━━ DATA SHOWN ━━
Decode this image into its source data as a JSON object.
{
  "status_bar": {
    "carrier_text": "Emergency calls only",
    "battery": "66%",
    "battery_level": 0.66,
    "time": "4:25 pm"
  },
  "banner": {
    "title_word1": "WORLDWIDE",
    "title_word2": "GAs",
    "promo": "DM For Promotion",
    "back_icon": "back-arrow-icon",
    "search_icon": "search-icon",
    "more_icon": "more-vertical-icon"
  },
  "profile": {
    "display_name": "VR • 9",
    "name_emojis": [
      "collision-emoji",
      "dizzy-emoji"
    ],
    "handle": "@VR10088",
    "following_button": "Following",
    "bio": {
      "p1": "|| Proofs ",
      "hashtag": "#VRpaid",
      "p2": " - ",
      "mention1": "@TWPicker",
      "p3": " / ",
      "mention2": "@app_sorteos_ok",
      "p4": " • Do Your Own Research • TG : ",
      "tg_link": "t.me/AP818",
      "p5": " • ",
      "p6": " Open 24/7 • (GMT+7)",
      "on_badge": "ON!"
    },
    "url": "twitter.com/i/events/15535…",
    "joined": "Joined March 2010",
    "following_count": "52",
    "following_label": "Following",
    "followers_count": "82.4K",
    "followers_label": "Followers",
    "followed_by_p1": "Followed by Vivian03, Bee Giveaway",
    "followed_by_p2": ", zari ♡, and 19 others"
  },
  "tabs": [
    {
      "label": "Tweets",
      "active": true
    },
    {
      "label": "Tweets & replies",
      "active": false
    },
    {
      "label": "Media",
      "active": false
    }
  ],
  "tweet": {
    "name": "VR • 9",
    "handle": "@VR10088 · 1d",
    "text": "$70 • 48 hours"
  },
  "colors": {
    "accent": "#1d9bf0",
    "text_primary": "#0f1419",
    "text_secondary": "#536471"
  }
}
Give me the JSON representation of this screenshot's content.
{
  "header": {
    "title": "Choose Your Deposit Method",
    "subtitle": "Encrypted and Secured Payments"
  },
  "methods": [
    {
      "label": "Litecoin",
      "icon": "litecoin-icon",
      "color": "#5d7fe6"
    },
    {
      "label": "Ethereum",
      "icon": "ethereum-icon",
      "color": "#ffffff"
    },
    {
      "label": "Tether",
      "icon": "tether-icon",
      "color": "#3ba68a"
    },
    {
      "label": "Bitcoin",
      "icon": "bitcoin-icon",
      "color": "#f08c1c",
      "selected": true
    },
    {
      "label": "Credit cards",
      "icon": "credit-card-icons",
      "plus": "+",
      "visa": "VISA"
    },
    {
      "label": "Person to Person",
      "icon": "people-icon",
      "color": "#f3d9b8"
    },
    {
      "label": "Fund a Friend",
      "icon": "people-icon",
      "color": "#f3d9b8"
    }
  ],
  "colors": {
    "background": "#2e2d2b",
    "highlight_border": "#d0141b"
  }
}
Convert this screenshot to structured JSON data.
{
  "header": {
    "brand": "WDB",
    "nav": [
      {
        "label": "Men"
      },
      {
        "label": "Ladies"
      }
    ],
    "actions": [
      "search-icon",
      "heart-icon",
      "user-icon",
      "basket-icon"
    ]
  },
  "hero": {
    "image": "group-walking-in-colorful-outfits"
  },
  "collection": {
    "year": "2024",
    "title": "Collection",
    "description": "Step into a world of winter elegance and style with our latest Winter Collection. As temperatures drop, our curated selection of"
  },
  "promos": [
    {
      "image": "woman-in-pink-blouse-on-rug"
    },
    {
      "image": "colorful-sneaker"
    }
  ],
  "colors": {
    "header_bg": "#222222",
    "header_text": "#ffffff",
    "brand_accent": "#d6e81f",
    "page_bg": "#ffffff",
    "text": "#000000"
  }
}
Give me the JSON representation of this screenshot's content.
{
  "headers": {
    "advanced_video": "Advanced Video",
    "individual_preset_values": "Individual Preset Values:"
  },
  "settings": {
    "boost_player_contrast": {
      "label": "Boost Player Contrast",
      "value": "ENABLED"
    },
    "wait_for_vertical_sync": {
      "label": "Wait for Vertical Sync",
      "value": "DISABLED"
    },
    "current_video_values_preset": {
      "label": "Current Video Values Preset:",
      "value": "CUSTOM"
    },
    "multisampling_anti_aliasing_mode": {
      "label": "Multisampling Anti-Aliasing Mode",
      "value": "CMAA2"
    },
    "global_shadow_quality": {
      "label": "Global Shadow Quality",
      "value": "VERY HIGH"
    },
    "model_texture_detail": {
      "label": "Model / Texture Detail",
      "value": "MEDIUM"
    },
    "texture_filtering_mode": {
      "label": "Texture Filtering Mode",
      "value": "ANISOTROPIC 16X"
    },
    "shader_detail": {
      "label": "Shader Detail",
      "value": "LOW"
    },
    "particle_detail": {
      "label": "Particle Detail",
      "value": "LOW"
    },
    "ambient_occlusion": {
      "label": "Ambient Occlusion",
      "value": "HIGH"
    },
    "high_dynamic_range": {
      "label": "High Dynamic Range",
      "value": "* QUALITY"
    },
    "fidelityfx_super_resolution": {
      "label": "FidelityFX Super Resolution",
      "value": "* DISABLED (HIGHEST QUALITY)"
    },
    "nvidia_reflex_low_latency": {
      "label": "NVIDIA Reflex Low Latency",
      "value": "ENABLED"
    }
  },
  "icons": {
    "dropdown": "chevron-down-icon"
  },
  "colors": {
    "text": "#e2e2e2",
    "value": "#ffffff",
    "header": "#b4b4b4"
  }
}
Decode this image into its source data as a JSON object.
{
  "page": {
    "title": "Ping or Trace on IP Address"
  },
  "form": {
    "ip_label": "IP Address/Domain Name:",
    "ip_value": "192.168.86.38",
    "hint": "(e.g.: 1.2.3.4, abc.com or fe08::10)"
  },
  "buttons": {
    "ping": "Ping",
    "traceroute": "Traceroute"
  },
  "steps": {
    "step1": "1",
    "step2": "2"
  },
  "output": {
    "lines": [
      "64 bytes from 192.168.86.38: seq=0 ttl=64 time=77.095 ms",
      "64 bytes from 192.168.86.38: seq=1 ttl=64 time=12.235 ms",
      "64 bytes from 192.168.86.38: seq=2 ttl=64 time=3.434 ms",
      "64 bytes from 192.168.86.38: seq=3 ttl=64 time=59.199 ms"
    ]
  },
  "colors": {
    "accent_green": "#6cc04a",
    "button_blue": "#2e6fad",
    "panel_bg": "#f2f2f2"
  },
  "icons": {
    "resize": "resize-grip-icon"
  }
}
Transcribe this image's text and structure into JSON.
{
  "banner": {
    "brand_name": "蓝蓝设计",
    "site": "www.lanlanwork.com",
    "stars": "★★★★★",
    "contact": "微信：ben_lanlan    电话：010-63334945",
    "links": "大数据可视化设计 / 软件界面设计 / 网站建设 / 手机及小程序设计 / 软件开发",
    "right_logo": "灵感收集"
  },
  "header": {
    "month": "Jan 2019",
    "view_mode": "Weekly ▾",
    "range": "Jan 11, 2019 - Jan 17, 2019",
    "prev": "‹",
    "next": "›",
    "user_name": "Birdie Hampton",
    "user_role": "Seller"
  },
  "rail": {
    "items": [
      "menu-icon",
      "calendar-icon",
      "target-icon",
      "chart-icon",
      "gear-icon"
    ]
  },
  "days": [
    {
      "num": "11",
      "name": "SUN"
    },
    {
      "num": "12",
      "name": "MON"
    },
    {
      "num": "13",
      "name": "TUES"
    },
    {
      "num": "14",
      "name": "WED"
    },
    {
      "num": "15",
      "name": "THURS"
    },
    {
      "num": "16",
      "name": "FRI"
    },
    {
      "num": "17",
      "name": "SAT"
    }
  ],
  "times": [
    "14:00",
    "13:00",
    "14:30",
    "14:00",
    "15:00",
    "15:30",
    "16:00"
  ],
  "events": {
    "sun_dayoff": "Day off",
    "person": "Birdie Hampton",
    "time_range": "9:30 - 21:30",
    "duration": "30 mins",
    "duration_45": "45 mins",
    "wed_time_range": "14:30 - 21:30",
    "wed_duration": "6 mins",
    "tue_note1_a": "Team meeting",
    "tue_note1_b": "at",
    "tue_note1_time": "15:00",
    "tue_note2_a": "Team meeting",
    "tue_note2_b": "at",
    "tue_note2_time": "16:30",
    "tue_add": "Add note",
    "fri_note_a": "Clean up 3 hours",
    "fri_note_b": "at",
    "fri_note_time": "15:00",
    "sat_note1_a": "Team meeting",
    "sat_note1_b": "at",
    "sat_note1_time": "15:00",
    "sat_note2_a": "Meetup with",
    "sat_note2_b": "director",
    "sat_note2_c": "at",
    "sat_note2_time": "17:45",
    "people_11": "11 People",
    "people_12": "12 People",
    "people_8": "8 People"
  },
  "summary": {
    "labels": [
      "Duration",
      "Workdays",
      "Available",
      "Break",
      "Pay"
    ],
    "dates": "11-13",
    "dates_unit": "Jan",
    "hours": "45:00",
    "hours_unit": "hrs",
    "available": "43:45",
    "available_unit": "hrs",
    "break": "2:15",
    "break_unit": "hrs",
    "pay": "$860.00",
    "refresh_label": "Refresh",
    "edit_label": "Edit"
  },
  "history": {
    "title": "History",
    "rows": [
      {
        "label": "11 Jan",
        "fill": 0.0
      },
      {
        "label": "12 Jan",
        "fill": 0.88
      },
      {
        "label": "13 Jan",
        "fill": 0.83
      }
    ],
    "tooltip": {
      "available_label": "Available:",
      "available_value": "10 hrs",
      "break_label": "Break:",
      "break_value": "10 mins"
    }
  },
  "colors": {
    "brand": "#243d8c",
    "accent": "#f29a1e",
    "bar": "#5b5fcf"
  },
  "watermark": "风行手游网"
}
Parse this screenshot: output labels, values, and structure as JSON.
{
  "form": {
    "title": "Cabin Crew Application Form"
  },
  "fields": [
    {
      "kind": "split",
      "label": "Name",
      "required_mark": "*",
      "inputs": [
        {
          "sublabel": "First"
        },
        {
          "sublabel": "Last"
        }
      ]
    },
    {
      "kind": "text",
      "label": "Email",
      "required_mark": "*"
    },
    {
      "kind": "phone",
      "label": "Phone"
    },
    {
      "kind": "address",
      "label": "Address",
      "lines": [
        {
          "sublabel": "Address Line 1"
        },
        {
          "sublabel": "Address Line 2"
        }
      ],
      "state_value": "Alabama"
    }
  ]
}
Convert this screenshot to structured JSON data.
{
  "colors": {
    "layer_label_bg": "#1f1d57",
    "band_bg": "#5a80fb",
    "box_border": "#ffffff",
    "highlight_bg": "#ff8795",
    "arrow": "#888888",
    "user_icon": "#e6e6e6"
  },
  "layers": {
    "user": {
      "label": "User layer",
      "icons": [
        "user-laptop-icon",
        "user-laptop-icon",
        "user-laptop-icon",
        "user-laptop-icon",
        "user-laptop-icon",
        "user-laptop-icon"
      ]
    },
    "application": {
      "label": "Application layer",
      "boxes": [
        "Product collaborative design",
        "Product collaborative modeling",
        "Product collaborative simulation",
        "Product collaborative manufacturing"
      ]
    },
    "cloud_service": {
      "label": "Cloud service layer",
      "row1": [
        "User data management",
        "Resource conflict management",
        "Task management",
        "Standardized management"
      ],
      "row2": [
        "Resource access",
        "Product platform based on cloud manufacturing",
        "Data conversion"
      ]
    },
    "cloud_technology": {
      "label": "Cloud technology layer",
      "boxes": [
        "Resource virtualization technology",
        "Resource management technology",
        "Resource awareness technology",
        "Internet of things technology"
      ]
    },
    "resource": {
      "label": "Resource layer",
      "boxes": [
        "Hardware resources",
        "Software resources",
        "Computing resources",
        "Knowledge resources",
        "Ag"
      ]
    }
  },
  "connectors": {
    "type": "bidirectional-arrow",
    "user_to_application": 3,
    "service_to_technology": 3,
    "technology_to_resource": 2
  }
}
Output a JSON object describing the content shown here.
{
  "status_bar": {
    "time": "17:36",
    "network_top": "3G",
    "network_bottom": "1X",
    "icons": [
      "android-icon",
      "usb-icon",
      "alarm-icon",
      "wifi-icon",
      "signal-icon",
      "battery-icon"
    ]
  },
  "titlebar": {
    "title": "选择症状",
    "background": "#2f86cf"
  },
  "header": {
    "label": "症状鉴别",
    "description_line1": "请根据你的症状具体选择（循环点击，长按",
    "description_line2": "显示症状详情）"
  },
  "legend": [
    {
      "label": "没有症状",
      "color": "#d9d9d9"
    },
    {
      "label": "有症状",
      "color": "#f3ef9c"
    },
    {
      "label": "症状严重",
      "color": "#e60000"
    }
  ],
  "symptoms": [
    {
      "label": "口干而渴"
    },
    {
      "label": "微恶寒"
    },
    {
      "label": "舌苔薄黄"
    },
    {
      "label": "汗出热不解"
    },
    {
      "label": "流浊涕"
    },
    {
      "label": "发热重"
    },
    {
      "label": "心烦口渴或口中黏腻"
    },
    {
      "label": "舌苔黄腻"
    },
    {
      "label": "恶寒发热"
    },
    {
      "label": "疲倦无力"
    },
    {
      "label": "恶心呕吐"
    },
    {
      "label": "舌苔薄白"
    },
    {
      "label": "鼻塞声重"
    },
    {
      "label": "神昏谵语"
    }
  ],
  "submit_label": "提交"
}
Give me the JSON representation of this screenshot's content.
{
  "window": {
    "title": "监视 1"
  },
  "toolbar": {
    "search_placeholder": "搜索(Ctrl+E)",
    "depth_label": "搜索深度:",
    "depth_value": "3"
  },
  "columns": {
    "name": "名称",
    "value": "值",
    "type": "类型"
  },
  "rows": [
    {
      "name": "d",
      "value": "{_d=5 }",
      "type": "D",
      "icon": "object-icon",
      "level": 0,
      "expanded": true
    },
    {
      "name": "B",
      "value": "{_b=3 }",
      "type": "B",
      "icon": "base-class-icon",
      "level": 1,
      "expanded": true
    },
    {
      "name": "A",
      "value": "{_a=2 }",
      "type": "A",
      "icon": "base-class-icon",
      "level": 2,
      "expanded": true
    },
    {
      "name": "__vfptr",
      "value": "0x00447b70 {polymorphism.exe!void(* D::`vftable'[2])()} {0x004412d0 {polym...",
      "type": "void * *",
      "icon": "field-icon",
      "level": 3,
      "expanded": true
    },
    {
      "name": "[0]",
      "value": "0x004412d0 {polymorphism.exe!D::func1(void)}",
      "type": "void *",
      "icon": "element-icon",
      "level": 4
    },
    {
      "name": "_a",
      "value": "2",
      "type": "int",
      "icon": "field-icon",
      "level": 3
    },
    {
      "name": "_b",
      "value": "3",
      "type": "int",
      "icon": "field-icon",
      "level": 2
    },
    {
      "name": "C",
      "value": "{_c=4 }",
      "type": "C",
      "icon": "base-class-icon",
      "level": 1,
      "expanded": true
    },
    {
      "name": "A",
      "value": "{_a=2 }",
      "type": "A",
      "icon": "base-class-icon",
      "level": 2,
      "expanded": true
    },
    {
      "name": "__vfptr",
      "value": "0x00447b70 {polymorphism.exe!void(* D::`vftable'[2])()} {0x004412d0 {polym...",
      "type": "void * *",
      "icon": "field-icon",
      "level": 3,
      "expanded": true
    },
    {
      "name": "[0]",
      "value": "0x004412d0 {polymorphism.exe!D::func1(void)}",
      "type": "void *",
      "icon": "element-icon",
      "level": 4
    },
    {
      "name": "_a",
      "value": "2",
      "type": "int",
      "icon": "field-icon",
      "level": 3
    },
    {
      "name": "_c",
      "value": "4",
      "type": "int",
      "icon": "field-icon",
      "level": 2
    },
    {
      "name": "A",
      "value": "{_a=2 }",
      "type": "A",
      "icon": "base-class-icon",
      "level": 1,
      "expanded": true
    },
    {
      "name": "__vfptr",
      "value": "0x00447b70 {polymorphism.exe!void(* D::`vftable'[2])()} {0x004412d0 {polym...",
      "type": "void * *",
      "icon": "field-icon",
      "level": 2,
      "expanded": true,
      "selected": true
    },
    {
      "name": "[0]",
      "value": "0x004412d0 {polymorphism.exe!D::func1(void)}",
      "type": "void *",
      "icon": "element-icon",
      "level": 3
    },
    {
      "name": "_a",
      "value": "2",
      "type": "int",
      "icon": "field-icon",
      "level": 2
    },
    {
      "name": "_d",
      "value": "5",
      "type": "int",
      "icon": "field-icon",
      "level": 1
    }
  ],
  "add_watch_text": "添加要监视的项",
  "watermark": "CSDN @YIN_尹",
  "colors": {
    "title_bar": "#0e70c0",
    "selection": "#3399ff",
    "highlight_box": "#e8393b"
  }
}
━━━
JOB -
Lines that include the word "labels" are to be extracted from the data above.

EXERCISE RESULT -
    "labels": [
Parse this screenshot: output labels, values, and structure as JSON.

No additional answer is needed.